STATED TASK:
Look below. Copy each line that has "address" in it.

Records

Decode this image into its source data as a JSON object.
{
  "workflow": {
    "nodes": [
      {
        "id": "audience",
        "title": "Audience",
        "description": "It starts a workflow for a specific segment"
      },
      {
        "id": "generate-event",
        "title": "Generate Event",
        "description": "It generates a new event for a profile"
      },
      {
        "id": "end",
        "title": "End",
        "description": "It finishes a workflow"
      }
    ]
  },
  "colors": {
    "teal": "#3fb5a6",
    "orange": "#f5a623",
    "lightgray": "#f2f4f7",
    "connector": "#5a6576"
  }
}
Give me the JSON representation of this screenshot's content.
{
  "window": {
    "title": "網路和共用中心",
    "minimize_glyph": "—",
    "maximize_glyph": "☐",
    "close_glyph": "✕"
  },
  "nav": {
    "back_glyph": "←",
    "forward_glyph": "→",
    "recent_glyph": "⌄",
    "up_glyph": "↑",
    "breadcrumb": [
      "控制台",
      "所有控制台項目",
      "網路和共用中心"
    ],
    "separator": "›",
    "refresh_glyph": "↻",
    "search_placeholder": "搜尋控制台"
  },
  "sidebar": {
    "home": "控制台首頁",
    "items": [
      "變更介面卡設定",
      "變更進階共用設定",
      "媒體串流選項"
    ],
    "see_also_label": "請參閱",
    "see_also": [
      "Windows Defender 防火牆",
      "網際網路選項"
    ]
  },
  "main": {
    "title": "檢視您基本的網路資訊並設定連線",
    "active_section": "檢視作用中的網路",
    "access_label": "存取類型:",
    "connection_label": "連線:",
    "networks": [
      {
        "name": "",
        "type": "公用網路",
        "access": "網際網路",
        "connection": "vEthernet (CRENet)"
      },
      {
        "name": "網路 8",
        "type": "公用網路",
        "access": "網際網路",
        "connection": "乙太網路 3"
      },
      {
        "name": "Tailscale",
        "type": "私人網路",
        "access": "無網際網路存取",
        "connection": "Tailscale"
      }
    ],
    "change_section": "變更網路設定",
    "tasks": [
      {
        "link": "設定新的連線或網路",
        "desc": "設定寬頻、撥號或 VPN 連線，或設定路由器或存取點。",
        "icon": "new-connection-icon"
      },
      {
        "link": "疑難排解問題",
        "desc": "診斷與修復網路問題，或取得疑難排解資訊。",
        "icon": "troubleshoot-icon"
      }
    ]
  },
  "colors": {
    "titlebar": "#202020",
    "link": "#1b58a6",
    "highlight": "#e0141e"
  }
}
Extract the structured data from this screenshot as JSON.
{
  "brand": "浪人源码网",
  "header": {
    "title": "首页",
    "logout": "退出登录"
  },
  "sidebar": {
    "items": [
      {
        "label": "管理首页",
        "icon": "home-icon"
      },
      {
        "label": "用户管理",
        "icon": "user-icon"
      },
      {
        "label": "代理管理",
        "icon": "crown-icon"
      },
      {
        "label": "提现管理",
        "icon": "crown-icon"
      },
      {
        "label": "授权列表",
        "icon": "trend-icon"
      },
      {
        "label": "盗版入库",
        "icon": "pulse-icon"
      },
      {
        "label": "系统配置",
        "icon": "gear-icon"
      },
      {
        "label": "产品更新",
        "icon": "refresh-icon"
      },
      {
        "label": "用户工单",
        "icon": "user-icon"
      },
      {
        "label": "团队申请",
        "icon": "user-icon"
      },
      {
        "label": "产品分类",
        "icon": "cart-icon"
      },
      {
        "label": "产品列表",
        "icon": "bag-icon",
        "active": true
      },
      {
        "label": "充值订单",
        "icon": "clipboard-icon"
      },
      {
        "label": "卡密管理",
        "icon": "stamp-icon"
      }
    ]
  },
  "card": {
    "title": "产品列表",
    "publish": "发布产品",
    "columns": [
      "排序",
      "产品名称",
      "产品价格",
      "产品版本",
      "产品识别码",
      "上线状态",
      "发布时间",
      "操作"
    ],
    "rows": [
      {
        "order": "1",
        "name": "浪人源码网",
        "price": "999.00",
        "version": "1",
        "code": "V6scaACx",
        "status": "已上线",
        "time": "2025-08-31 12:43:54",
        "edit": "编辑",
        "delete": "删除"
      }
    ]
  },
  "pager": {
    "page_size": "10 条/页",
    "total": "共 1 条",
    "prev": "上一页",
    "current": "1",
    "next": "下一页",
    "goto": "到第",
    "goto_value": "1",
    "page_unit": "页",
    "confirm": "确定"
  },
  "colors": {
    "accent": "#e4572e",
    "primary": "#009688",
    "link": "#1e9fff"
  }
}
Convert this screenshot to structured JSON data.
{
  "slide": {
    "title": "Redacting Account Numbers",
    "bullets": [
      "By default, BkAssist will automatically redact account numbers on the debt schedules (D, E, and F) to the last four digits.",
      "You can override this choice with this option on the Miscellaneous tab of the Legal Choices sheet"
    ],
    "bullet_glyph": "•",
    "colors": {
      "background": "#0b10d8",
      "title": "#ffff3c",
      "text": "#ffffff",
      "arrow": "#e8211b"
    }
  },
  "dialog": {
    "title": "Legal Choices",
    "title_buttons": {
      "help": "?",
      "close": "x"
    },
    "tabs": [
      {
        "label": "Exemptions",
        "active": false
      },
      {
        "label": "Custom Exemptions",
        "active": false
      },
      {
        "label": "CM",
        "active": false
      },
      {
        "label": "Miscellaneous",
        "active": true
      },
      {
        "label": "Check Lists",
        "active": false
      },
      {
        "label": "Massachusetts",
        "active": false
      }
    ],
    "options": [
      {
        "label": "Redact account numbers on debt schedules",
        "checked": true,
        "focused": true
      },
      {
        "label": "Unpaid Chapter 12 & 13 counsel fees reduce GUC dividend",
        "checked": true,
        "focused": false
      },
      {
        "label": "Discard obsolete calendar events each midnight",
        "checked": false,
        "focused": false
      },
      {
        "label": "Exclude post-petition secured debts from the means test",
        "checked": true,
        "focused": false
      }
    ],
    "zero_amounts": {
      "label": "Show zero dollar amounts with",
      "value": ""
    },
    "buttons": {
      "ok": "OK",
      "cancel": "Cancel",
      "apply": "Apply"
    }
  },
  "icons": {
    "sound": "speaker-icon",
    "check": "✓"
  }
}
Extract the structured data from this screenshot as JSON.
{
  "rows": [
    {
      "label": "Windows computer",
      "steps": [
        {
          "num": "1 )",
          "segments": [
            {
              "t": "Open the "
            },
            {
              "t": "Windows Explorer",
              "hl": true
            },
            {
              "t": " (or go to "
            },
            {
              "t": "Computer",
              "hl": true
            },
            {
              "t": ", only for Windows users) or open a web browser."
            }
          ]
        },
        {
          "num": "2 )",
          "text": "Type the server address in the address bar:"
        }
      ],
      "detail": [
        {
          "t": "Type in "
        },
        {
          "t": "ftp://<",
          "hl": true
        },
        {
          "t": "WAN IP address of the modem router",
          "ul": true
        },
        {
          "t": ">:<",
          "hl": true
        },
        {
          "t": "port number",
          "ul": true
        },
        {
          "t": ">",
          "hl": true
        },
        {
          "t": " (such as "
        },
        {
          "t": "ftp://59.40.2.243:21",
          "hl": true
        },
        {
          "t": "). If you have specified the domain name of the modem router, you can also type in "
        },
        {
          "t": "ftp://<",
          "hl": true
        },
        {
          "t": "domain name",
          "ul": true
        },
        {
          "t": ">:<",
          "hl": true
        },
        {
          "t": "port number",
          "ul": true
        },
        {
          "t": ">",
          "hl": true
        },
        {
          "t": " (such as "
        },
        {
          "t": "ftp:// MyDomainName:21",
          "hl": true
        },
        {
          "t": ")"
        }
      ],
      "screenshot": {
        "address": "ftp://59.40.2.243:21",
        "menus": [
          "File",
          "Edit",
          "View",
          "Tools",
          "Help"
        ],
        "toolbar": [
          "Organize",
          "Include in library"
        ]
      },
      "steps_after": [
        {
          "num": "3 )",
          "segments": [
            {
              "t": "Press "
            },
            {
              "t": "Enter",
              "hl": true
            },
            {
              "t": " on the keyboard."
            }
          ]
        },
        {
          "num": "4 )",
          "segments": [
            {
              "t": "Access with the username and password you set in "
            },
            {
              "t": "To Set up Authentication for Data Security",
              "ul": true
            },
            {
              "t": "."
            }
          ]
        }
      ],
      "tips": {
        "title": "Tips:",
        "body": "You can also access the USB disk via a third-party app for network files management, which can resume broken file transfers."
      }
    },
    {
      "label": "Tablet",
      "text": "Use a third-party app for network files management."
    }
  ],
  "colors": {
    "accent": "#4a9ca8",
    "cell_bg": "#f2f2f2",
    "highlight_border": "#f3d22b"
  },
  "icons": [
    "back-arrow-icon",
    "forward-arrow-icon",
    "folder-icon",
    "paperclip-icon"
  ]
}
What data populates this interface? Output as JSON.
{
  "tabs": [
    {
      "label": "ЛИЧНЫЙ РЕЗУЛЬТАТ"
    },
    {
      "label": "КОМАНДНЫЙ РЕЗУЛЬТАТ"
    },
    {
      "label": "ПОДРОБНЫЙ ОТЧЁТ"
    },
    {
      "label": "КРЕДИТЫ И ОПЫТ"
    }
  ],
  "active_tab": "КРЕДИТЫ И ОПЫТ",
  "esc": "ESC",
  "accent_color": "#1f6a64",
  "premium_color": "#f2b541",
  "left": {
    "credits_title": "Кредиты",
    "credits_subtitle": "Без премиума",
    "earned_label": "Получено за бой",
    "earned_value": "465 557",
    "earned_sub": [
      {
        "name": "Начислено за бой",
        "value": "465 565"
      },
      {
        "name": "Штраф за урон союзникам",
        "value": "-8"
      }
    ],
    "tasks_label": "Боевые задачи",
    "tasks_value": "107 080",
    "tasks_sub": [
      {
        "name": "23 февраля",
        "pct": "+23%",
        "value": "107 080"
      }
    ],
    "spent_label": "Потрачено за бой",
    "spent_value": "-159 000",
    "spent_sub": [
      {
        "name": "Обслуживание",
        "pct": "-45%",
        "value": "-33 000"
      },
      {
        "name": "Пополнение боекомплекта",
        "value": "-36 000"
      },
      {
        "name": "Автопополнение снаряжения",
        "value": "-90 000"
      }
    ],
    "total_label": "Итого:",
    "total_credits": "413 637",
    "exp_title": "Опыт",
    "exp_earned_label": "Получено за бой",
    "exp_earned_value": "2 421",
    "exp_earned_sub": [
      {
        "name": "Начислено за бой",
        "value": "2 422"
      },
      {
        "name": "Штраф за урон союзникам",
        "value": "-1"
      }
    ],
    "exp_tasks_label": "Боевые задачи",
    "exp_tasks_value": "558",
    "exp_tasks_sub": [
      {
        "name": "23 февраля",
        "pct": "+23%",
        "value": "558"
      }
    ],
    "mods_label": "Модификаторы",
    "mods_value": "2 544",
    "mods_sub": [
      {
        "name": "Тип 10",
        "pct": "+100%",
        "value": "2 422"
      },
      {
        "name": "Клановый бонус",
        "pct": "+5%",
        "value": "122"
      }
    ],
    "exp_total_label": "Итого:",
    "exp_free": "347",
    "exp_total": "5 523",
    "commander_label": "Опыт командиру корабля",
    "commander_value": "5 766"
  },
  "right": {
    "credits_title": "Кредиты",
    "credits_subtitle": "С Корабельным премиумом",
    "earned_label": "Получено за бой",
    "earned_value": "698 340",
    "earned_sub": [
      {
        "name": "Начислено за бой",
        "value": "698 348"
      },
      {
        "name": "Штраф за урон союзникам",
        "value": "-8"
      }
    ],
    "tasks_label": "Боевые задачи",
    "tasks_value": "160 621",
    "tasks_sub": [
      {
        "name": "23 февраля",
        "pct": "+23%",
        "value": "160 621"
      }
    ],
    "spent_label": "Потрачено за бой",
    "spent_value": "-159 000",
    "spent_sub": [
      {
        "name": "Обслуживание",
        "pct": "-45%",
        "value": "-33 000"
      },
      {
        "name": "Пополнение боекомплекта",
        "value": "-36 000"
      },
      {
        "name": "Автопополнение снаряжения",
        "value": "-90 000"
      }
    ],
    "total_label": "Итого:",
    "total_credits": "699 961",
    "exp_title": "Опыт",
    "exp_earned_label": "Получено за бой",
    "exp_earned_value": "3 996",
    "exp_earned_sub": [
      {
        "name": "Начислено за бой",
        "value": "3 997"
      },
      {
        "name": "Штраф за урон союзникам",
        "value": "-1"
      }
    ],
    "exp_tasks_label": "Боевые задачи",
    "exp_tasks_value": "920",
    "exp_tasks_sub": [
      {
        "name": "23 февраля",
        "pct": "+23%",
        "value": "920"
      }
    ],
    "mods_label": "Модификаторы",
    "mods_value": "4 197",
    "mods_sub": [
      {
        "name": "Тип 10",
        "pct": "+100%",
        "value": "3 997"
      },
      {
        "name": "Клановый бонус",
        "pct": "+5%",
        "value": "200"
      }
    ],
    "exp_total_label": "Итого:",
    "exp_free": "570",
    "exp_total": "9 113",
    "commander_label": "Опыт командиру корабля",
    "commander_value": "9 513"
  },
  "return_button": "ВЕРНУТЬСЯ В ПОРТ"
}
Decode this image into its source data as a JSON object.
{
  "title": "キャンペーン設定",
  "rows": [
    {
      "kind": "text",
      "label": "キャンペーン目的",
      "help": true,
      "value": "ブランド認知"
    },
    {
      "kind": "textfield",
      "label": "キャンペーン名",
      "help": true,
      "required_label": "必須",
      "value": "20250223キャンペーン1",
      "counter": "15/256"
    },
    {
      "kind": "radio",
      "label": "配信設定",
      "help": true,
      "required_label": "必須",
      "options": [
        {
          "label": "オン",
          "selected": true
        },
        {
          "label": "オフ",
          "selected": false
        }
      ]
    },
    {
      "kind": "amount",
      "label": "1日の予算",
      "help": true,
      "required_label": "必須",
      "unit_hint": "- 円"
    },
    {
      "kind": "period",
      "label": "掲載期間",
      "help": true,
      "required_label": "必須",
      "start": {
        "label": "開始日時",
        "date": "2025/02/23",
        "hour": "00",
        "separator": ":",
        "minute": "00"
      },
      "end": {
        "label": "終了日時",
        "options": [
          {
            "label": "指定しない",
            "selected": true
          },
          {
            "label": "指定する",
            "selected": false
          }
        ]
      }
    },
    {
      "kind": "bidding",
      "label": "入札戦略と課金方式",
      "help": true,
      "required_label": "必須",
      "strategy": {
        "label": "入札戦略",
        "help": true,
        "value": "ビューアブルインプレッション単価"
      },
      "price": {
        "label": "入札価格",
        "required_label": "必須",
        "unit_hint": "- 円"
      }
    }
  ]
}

EXERCISE RESPONSE:
          "text": "Type the server address in the address bar:"
          "t": "WAN IP address of the modem router",
        "address": "ftp://59.40.2.243:21",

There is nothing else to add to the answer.